** Start **
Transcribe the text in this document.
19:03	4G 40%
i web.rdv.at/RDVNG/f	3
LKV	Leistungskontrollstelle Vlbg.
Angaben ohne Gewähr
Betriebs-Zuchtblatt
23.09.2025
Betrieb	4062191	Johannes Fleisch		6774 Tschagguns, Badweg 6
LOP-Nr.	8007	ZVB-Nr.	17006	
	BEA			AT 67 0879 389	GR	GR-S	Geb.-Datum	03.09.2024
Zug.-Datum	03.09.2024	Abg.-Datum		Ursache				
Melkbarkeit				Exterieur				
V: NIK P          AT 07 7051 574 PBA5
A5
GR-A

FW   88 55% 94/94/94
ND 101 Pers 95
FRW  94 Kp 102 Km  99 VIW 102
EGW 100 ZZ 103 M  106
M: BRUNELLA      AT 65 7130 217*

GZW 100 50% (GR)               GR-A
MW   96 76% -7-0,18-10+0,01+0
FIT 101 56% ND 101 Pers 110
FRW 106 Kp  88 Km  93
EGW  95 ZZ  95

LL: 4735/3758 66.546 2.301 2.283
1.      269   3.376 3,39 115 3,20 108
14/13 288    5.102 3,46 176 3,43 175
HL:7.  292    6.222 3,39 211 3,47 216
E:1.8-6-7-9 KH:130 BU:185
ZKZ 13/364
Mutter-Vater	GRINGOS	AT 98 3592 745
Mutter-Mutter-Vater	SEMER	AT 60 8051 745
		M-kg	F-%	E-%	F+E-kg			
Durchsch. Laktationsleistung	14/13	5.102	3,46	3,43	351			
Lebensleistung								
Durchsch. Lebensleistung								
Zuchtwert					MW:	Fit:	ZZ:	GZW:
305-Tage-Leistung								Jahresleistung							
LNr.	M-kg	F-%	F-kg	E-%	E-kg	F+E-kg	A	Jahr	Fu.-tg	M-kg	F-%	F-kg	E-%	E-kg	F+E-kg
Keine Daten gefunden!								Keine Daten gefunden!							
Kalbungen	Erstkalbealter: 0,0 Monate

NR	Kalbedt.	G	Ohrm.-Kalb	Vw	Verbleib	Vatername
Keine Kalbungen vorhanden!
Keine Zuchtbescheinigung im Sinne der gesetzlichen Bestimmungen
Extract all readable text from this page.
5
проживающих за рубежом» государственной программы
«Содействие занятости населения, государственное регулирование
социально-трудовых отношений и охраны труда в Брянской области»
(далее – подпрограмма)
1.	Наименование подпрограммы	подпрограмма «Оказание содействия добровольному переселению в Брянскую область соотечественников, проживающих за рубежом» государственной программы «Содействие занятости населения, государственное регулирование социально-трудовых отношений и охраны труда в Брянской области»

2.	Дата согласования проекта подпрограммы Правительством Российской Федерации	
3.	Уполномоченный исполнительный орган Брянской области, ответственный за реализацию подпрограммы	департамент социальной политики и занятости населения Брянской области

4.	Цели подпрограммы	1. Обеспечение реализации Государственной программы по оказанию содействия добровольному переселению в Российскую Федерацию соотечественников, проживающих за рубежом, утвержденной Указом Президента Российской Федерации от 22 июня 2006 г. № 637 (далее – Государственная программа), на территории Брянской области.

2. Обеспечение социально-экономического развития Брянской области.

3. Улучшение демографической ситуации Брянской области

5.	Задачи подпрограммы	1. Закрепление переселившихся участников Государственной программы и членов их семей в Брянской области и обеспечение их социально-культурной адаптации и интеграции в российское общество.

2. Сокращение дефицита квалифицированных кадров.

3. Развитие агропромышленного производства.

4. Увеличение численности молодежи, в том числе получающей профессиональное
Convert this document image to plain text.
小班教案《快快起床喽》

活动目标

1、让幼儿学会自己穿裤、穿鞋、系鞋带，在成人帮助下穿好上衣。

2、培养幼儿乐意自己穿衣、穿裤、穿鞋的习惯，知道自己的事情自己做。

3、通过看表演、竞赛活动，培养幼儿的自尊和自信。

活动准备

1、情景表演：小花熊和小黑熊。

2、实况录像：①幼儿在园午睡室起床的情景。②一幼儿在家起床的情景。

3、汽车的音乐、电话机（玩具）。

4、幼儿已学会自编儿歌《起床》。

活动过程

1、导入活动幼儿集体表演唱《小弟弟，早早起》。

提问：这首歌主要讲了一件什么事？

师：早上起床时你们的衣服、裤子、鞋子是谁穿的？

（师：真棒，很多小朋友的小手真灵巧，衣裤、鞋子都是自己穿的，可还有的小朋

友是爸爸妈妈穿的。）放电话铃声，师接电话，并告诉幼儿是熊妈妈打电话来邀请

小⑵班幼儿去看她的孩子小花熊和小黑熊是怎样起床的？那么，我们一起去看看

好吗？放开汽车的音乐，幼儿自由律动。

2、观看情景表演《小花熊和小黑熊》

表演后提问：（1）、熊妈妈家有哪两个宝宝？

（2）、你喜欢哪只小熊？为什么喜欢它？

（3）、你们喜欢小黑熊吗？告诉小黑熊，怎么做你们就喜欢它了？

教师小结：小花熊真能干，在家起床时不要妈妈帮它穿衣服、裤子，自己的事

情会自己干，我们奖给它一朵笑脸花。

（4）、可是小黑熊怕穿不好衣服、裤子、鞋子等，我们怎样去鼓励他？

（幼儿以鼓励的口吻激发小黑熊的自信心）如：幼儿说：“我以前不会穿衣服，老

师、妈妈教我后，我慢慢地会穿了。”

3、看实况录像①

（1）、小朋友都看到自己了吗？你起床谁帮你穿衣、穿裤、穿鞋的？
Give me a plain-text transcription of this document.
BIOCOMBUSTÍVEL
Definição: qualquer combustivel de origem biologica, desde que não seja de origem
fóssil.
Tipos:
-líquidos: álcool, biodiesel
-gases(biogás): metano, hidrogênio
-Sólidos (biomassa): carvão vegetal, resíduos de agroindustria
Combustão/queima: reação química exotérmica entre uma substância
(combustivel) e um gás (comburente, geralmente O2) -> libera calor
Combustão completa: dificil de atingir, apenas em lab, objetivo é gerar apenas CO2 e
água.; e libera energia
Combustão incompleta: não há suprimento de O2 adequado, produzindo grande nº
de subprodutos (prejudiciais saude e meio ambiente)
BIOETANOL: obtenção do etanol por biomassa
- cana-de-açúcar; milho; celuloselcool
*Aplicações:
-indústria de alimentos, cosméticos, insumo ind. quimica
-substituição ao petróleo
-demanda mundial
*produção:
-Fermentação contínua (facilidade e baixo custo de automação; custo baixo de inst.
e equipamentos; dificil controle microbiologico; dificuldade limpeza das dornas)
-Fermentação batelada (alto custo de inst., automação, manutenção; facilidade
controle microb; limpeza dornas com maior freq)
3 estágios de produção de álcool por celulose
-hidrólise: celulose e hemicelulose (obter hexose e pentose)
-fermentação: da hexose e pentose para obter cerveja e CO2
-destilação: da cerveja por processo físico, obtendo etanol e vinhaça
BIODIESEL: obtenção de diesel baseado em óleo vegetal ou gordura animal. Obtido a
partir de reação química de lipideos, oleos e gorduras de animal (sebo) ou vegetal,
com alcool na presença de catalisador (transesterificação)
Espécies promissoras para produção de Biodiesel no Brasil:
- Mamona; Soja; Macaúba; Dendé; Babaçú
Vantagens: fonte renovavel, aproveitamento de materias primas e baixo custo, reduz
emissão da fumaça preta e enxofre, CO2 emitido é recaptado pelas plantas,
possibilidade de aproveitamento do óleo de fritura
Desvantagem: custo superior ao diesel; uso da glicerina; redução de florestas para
** End **
**Stated problem:** Give back all the records exactly as they stand.

**Result below:**
Transcribe the text in this document.
19:03	4G 40%
i web.rdv.at/RDVNG/f	3
LKV	Leistungskontrollstelle Vlbg.
Angaben ohne Gewähr
Betriebs-Zuchtblatt
23.09.2025
Betrieb	4062191	Johannes Fleisch		6774 Tschagguns, Badweg 6
LOP-Nr.	8007	ZVB-Nr.	17006	
	BEA			AT 67 0879 389	GR	GR-S	Geb.-Datum	03.09.2024
Zug.-Datum	03.09.2024	Abg.-Datum		Ursache				
Melkbarkeit				Exterieur				
V: NIK P          AT 07 7051 574 PBA5
A5
GR-A

FW   88 55% 94/94/94
ND 101 Pers 95
FRW  94 Kp 102 Km  99 VIW 102
EGW 100 ZZ 103 M  106
M: BRUNELLA      AT 65 7130 217*

GZW 100 50% (GR)               GR-A
MW   96 76% -7-0,18-10+0,01+0
FIT 101 56% ND 101 Pers 110
FRW 106 Kp  88 Km  93
EGW  95 ZZ  95

LL: 4735/3758 66.546 2.301 2.283
1.      269   3.376 3,39 115 3,20 108
14/13 288    5.102 3,46 176 3,43 175
HL:7.  292    6.222 3,39 211 3,47 216
E:1.8-6-7-9 KH:130 BU:185
ZKZ 13/364
Mutter-Vater	GRINGOS	AT 98 3592 745
Mutter-Mutter-Vater	SEMER	AT 60 8051 745
		M-kg	F-%	E-%	F+E-kg			
Durchsch. Laktationsleistung	14/13	5.102	3,46	3,43	351			
Lebensleistung								
Durchsch. Lebensleistung								
Zuchtwert					MW:	Fit:	ZZ:	GZW:
305-Tage-Leistung								Jahresleistung							
LNr.	M-kg	F-%	F-kg	E-%	E-kg	F+E-kg	A	Jahr	Fu.-tg	M-kg	F-%	F-kg	E-%	E-kg	F+E-kg
Keine Daten gefunden!								Keine Daten gefunden!							
Kalbungen	Erstkalbealter: 0,0 Monate

NR	Kalbedt.	G	Ohrm.-Kalb	Vw	Verbleib	Vatername
Keine Kalbungen vorhanden!
Keine Zuchtbescheinigung im Sinne der gesetzlichen Bestimmungen
Extract all readable text from this page.
5
проживающих за рубежом» государственной программы
«Содействие занятости населения, государственное регулирование
социально-трудовых отношений и охраны труда в Брянской области»
(далее – подпрограмма)
1.	Наименование подпрограммы	подпрограмма «Оказание содействия добровольному переселению в Брянскую область соотечественников, проживающих за рубежом» государственной программы «Содействие занятости населения, государственное регулирование социально-трудовых отношений и охраны труда в Брянской области»

2.	Дата согласования проекта подпрограммы Правительством Российской Федерации	
3.	Уполномоченный исполнительный орган Брянской области, ответственный за реализацию подпрограммы	департамент социальной политики и занятости населения Брянской области

4.	Цели подпрограммы	1. Обеспечение реализации Государственной программы по оказанию содействия добровольному переселению в Российскую Федерацию соотечественников, проживающих за рубежом, утвержденной Указом Президента Российской Федерации от 22 июня 2006 г. № 637 (далее – Государственная программа), на территории Брянской области.

2. Обеспечение социально-экономического развития Брянской области.

3. Улучшение демографической ситуации Брянской области

5.	Задачи подпрограммы	1. Закрепление переселившихся участников Государственной программы и членов их семей в Брянской области и обеспечение их социально-культурной адаптации и интеграции в российское общество.

2. Сокращение дефицита квалифицированных кадров.

3. Развитие агропромышленного производства.

4. Увеличение численности молодежи, в том числе получающей профессиональное
Convert this document image to plain text.
小班教案《快快起床喽》

活动目标

1、让幼儿学会自己穿裤、穿鞋、系鞋带，在成人帮助下穿好上衣。

2、培养幼儿乐意自己穿衣、穿裤、穿鞋的习惯，知道自己的事情自己做。

3、通过看表演、竞赛活动，培养幼儿的自尊和自信。

活动准备

1、情景表演：小花熊和小黑熊。

2、实况录像：①幼儿在园午睡室起床的情景。②一幼儿在家起床的情景。

3、汽车的音乐、电话机（玩具）。

4、幼儿已学会自编儿歌《起床》。

活动过程

1、导入活动幼儿集体表演唱《小弟弟，早早起》。

提问：这首歌主要讲了一件什么事？

师：早上起床时你们的衣服、裤子、鞋子是谁穿的？

（师：真棒，很多小朋友的小手真灵巧，衣裤、鞋子都是自己穿的，可还有的小朋

友是爸爸妈妈穿的。）放电话铃声，师接电话，并告诉幼儿是熊妈妈打电话来邀请

小⑵班幼儿去看她的孩子小花熊和小黑熊是怎样起床的？那么，我们一起去看看

好吗？放开汽车的音乐，幼儿自由律动。

2、观看情景表演《小花熊和小黑熊》

表演后提问：（1）、熊妈妈家有哪两个宝宝？

（2）、你喜欢哪只小熊？为什么喜欢它？

（3）、你们喜欢小黑熊吗？告诉小黑熊，怎么做你们就喜欢它了？

教师小结：小花熊真能干，在家起床时不要妈妈帮它穿衣服、裤子，自己的事

情会自己干，我们奖给它一朵笑脸花。

（4）、可是小黑熊怕穿不好衣服、裤子、鞋子等，我们怎样去鼓励他？

（幼儿以鼓励的口吻激发小黑熊的自信心）如：幼儿说：“我以前不会穿衣服，老

师、妈妈教我后，我慢慢地会穿了。”

3、看实况录像①

（1）、小朋友都看到自己了吗？你起床谁帮你穿衣、穿裤、穿鞋的？
Give me a plain-text transcription of this document.
BIOCOMBUSTÍVEL
Definição: qualquer combustivel de origem biologica, desde que não seja de origem
fóssil.
Tipos:
-líquidos: álcool, biodiesel
-gases(biogás): metano, hidrogênio
-Sólidos (biomassa): carvão vegetal, resíduos de agroindustria
Combustão/queima: reação química exotérmica entre uma substância
(combustivel) e um gás (comburente, geralmente O2) -> libera calor
Combustão completa: dificil de atingir, apenas em lab, objetivo é gerar apenas CO2 e
água.; e libera energia
Combustão incompleta: não há suprimento de O2 adequado, produzindo grande nº
de subprodutos (prejudiciais saude e meio ambiente)
BIOETANOL: obtenção do etanol por biomassa
- cana-de-açúcar; milho; celuloselcool
*Aplicações:
-indústria de alimentos, cosméticos, insumo ind. quimica
-substituição ao petróleo
-demanda mundial
*produção:
-Fermentação contínua (facilidade e baixo custo de automação; custo baixo de inst.
e equipamentos; dificil controle microbiologico; dificuldade limpeza das dornas)
-Fermentação batelada (alto custo de inst., automação, manutenção; facilidade
controle microb; limpeza dornas com maior freq)
3 estágios de produção de álcool por celulose
-hidrólise: celulose e hemicelulose (obter hexose e pentose)
-fermentação: da hexose e pentose para obter cerveja e CO2
-destilação: da cerveja por processo físico, obtendo etanol e vinhaça
BIODIESEL: obtenção de diesel baseado em óleo vegetal ou gordura animal. Obtido a
partir de reação química de lipideos, oleos e gorduras de animal (sebo) ou vegetal,
com alcool na presença de catalisador (transesterificação)
Espécies promissoras para produção de Biodiesel no Brasil:
- Mamona; Soja; Macaúba; Dendé; Babaçú
Vantagens: fonte renovavel, aproveitamento de materias primas e baixo custo, reduz
emissão da fumaça preta e enxofre, CO2 emitido é recaptado pelas plantas,
possibilidade de aproveitamento do óleo de fritura
Desvantagem: custo superior ao diesel; uso da glicerina; redução de florestas para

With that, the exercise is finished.